══ INFORMATION GIVEN ══
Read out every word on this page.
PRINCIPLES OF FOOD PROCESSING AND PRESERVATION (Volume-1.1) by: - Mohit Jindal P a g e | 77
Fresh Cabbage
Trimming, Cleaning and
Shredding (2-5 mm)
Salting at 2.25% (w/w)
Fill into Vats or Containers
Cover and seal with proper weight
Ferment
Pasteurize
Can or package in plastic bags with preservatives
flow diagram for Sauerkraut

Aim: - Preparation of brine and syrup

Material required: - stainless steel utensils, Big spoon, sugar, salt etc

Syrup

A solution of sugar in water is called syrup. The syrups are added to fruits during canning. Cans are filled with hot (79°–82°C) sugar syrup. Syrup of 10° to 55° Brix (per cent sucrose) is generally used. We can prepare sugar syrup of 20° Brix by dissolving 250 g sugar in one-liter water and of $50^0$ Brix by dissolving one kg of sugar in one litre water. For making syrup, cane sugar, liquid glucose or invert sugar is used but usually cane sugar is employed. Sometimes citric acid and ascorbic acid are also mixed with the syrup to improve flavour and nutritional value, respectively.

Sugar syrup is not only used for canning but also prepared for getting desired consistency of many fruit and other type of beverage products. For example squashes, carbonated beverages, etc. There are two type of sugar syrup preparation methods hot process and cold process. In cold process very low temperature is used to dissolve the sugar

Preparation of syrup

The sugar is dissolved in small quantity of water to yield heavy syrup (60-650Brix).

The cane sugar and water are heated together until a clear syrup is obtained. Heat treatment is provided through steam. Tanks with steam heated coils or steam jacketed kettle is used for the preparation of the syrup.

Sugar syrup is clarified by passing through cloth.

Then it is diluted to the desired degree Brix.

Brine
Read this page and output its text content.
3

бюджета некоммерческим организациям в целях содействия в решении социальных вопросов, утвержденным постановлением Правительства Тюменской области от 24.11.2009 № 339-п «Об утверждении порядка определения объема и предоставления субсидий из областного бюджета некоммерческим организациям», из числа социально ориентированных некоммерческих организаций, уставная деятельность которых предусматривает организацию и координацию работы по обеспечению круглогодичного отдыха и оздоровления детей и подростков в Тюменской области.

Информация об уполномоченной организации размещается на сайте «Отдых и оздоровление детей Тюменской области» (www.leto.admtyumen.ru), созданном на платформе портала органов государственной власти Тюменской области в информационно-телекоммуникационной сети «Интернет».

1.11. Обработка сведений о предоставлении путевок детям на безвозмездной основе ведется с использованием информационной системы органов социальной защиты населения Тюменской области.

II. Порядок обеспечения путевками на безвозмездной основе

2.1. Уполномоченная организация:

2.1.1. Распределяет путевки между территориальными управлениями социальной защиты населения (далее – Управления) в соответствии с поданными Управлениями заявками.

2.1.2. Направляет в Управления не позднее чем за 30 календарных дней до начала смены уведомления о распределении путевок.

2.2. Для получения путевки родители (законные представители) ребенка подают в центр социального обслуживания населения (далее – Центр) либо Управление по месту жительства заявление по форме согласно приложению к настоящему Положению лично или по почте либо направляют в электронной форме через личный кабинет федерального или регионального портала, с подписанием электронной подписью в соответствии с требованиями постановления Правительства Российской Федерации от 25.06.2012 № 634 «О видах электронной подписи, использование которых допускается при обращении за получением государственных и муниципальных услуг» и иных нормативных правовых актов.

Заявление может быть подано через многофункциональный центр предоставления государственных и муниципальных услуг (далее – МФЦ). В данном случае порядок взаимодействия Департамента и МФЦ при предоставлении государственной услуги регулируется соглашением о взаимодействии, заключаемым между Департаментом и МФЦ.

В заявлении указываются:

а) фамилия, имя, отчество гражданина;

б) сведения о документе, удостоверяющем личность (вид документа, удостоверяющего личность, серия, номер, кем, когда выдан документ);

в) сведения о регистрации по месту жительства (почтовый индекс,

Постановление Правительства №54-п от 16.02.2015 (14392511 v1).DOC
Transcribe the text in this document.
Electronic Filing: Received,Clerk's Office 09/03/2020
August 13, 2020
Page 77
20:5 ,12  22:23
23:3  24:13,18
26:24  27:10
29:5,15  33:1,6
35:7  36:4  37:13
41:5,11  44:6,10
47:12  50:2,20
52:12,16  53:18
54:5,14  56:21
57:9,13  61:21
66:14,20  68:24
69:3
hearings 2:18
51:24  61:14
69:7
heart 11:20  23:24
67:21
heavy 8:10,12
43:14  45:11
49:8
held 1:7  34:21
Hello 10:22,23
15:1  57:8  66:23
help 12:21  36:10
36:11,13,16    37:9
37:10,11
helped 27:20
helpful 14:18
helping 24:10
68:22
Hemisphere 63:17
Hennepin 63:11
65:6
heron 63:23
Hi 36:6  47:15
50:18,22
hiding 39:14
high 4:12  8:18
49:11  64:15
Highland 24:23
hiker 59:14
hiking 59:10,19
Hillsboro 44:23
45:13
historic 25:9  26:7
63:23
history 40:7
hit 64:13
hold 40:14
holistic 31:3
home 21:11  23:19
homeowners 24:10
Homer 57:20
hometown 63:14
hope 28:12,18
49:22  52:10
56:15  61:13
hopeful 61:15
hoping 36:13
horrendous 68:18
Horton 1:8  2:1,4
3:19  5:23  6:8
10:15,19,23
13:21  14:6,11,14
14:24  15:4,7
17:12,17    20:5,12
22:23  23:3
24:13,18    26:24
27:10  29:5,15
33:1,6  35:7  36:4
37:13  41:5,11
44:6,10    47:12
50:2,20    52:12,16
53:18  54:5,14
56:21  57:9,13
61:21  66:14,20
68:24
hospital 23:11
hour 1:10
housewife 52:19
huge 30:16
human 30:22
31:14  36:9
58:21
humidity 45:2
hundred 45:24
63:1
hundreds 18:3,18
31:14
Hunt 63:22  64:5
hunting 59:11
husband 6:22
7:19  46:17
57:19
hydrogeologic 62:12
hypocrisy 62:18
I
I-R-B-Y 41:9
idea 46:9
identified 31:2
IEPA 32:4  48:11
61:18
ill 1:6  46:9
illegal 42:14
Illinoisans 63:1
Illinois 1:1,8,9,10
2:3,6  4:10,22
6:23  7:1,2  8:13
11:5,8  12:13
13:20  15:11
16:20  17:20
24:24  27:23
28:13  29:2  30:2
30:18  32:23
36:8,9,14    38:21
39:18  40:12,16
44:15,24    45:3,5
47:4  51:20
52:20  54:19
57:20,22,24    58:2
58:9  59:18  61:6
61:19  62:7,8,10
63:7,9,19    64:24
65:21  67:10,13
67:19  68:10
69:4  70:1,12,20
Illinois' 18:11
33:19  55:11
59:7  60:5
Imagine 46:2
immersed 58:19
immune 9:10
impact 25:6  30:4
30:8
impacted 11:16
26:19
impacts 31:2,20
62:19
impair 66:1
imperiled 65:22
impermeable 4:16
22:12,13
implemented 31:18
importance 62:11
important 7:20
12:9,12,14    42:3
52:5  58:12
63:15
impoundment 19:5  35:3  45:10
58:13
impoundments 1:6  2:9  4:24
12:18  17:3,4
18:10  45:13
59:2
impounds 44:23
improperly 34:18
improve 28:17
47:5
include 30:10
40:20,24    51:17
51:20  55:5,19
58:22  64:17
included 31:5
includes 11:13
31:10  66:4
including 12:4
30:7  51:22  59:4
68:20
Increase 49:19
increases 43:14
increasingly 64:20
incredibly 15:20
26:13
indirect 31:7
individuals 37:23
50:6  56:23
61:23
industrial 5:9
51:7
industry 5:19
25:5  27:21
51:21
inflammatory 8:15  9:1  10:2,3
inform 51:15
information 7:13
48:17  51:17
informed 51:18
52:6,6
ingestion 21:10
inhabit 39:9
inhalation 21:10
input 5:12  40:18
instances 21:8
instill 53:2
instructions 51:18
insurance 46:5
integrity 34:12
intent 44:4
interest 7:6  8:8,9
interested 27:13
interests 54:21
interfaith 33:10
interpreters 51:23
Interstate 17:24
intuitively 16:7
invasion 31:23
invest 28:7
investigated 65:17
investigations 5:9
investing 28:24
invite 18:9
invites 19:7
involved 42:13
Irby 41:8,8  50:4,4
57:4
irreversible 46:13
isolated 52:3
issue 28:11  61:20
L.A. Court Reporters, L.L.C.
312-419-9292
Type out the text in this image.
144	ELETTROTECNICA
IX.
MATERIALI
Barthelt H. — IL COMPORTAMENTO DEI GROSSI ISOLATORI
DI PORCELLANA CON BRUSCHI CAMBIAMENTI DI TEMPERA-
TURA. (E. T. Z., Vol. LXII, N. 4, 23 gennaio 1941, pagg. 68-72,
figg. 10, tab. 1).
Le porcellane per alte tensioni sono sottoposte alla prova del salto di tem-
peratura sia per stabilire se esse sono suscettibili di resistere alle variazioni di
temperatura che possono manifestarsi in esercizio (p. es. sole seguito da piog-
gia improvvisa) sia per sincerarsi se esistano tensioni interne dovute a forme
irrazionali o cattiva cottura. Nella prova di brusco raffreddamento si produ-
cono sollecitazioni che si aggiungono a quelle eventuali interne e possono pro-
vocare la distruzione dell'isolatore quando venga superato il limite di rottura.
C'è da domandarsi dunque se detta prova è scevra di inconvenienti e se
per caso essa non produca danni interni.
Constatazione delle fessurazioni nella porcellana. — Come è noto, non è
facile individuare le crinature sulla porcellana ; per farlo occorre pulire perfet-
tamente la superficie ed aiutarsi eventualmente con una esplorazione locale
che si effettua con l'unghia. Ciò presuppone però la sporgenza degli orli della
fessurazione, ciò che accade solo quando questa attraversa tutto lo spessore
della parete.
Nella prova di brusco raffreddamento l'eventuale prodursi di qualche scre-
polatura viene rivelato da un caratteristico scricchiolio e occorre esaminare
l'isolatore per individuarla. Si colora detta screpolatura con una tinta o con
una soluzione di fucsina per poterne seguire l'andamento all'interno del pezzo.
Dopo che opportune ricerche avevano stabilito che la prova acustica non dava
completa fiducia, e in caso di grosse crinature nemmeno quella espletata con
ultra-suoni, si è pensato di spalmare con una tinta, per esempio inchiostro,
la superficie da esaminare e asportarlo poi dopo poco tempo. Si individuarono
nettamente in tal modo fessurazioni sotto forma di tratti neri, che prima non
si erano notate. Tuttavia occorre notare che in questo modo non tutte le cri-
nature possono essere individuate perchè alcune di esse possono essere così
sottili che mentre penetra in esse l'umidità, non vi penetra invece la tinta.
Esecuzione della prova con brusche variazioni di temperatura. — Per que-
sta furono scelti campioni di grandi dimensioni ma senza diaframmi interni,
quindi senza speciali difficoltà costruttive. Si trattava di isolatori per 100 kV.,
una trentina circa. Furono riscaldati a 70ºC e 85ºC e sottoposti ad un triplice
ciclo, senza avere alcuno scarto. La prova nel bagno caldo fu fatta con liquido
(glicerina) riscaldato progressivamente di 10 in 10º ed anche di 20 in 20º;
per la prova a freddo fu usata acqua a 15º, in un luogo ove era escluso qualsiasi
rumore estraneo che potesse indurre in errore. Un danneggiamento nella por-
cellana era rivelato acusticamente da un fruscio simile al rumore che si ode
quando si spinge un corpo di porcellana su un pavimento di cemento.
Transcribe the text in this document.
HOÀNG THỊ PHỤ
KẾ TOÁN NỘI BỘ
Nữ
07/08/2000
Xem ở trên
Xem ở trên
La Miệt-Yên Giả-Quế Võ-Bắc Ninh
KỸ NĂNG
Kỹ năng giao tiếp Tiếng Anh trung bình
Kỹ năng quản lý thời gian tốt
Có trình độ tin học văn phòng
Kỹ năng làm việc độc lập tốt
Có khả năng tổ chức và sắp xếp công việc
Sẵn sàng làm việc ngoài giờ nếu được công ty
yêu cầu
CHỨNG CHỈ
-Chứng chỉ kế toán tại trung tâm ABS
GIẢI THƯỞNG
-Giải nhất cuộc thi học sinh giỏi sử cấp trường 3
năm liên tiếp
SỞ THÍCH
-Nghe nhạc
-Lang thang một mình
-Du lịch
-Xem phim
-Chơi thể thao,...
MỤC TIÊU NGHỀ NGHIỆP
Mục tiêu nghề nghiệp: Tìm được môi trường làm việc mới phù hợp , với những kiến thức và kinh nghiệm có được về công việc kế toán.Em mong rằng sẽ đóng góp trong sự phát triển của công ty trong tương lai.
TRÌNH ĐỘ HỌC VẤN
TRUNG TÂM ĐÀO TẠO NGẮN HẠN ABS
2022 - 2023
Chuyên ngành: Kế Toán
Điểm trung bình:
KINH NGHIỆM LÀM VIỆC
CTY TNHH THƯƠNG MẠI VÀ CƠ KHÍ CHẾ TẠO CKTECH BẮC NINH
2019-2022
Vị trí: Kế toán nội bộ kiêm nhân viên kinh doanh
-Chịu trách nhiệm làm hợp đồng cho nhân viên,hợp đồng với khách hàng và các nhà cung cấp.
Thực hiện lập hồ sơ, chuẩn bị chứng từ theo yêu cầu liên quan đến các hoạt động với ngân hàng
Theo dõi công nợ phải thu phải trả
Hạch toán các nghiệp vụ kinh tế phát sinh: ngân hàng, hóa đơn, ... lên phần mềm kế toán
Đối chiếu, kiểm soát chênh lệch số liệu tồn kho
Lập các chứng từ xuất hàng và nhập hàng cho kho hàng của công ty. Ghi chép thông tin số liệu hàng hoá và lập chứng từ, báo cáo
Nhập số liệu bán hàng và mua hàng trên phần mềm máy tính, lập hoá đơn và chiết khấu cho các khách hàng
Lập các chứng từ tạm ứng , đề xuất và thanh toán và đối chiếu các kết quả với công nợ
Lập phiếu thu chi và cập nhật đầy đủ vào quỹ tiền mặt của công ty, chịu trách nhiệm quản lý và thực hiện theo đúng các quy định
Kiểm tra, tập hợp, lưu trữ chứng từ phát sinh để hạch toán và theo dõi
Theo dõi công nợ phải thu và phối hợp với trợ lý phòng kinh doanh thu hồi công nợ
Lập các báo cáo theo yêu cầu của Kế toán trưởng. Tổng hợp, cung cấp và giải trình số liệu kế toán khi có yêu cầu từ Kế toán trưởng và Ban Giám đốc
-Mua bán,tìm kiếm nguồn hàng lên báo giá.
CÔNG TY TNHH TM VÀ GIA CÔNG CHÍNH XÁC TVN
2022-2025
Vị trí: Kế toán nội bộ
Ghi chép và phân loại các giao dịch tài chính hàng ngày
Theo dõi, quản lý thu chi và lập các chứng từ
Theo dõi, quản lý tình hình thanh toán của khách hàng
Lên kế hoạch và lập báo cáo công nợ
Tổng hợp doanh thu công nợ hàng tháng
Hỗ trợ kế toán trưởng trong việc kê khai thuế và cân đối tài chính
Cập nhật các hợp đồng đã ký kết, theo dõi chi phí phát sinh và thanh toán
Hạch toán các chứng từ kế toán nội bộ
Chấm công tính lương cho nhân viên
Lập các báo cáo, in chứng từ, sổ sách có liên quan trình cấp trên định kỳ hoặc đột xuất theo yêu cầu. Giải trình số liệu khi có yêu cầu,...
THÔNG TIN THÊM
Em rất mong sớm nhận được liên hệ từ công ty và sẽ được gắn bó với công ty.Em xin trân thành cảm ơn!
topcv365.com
═══
=== TASK REQUIREMENTS ===
Locate each line containing the string "chiếu" and show it.

=== RESPONSE TO THE TASK ===
Đối chiếu, kiểm soát chênh lệch số liệu tồn kho
Lập các chứng từ tạm ứng , đề xuất và thanh toán và đối chiếu các kết quả với công nợ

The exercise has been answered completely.